● What this task involves
Retype the items word for word, starting at their first line and ending at the line that contains "section-history: My History", with both ends included.

(Element and region data)
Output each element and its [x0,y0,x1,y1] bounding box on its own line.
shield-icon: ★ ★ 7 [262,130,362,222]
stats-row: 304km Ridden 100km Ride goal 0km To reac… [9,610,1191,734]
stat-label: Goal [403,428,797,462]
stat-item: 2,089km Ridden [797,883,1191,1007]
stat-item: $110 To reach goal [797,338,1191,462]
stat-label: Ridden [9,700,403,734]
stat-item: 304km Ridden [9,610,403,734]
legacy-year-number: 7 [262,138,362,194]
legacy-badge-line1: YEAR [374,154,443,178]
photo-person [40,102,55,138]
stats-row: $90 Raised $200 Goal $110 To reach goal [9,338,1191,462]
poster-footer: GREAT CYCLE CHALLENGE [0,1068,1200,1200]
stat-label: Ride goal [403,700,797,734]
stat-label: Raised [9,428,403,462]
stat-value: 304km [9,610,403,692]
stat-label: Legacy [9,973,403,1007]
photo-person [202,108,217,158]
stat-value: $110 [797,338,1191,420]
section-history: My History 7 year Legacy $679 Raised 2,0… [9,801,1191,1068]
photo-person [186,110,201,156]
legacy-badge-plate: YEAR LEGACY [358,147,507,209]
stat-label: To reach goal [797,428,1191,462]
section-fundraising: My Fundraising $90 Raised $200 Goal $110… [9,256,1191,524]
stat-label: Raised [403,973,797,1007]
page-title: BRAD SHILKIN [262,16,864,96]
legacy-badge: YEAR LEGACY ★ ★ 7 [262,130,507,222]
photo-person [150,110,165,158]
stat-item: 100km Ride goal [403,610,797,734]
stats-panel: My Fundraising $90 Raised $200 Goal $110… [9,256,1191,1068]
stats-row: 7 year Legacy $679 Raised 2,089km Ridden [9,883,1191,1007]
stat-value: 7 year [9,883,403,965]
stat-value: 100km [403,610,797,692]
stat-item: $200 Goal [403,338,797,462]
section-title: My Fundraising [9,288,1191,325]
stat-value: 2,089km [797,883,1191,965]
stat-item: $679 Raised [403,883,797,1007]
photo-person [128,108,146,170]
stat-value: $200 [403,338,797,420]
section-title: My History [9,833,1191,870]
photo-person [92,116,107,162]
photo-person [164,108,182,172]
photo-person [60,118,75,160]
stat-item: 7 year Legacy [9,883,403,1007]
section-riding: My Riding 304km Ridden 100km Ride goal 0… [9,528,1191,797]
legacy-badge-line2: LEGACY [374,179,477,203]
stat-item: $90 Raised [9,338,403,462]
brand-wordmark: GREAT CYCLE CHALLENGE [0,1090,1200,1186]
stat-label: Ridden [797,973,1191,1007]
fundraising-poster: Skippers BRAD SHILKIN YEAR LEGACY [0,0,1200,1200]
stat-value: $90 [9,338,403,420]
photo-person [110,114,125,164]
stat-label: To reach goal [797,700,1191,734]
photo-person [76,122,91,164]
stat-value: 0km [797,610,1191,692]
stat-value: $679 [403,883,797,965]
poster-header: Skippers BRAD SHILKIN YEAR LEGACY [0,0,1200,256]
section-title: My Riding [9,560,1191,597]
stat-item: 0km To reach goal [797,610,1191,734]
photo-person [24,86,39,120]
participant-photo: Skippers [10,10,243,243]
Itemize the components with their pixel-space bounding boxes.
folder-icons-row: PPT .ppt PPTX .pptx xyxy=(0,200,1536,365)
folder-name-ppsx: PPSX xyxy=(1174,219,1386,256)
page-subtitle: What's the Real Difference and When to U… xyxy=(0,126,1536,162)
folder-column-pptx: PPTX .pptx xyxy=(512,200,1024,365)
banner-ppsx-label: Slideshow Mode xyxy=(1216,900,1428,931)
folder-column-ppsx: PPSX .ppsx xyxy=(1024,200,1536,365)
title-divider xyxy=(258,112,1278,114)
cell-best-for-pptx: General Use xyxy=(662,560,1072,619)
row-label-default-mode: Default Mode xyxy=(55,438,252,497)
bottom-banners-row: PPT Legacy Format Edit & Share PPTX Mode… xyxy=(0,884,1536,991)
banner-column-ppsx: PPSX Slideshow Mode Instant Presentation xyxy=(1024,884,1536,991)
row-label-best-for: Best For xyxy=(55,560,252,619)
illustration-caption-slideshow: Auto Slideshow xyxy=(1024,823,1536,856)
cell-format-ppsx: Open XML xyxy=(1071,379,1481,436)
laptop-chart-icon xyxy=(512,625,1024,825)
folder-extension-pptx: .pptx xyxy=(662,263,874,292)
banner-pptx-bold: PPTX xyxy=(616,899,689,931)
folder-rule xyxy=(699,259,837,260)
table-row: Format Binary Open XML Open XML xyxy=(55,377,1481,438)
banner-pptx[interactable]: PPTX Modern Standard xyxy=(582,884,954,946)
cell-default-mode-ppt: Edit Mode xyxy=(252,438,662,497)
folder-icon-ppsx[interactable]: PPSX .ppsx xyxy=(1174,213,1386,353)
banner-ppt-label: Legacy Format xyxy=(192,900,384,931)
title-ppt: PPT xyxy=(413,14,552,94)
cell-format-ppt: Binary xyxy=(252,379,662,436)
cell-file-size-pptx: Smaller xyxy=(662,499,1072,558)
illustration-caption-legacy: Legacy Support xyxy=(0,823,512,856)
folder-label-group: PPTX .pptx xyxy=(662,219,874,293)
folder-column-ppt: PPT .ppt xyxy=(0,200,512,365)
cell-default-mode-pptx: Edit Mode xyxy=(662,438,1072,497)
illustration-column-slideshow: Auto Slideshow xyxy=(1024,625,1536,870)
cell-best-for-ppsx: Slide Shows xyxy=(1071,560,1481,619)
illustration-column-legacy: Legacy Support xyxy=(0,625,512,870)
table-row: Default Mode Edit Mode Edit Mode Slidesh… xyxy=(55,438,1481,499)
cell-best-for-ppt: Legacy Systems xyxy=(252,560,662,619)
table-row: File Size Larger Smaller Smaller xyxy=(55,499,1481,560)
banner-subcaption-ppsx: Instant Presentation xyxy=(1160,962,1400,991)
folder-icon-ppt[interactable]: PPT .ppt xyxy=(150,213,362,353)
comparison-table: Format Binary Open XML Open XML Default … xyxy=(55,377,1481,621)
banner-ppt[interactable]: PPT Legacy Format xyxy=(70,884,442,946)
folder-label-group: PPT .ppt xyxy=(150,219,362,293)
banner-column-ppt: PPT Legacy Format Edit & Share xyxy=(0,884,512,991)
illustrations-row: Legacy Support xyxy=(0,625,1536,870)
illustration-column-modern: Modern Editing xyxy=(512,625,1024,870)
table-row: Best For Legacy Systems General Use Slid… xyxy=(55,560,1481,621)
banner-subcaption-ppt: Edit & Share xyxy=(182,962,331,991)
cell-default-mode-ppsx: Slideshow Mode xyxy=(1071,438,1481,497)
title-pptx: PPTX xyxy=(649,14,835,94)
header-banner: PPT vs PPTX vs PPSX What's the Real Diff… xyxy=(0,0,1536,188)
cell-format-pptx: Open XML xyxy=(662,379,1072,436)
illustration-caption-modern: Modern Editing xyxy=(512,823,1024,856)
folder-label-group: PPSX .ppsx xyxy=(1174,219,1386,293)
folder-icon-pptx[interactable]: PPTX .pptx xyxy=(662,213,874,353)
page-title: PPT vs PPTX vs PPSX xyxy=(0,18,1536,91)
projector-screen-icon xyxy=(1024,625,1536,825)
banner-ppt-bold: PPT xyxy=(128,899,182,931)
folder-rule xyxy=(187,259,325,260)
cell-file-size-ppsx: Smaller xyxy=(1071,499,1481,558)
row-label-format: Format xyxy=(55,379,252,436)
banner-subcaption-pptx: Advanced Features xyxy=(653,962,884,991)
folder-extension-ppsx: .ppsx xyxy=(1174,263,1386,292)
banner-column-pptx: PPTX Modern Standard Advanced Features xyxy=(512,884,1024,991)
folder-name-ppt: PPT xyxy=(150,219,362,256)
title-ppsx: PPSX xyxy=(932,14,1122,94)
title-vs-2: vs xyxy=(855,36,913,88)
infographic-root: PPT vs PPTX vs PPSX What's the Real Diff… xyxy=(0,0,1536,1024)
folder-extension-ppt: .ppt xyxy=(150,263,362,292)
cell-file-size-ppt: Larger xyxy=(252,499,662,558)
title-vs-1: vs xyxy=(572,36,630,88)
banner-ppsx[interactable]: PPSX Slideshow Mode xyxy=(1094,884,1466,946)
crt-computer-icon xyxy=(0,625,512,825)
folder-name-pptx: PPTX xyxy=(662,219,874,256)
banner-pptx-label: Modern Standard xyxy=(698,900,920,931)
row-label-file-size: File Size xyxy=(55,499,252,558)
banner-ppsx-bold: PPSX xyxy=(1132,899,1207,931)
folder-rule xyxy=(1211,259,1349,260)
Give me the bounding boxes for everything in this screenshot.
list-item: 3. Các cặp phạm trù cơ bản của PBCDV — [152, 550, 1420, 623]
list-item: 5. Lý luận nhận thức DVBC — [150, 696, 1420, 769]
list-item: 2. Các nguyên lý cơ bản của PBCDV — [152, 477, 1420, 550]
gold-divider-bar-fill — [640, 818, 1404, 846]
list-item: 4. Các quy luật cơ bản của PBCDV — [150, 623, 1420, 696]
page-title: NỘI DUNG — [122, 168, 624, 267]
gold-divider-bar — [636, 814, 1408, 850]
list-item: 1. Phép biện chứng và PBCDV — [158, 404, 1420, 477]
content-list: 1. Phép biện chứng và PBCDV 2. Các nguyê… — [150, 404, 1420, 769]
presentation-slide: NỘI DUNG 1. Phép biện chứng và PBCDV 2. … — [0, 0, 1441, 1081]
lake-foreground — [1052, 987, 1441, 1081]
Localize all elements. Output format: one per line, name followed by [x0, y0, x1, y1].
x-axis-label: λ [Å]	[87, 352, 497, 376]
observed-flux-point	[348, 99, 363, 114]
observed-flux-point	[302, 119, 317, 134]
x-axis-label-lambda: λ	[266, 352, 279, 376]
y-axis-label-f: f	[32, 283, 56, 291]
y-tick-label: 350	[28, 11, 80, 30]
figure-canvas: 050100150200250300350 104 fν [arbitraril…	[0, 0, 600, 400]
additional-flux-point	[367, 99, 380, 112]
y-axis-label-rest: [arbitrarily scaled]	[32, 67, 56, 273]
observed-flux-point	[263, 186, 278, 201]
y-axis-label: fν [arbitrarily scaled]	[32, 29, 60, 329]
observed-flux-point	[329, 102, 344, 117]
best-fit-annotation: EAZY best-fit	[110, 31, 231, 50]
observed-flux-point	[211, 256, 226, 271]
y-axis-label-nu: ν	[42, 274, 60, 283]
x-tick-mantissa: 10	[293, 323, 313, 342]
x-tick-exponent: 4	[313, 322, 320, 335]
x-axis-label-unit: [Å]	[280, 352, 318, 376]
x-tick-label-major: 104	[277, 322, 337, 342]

● The output
Output each element and its [x0,y0,x1,y1] bounding box on its own line.
shield-icon: ★ ★ 7 [262,130,362,222]
stats-row: 304km Ridden 100km Ride goal 0km To reac… [9,610,1191,734]
stat-label: Goal [403,428,797,462]
stat-item: 2,089km Ridden [797,883,1191,1007]
stat-item: $110 To reach goal [797,338,1191,462]
stat-label: Ridden [9,700,403,734]
stat-item: 304km Ridden [9,610,403,734]
legacy-year-number: 7 [262,138,362,194]
legacy-badge-line1: YEAR [374,154,443,178]
photo-person [40,102,55,138]
stats-row: $90 Raised $200 Goal $110 To reach goal [9,338,1191,462]
poster-footer: GREAT CYCLE CHALLENGE [0,1068,1200,1200]
stat-label: Ride goal [403,700,797,734]
stat-label: Raised [9,428,403,462]
stat-value: 304km [9,610,403,692]
stat-label: Legacy [9,973,403,1007]
photo-person [202,108,217,158]
stat-value: $110 [797,338,1191,420]
section-history: My History 7 year Legacy $679 Raised 2,0… [9,801,1191,1068]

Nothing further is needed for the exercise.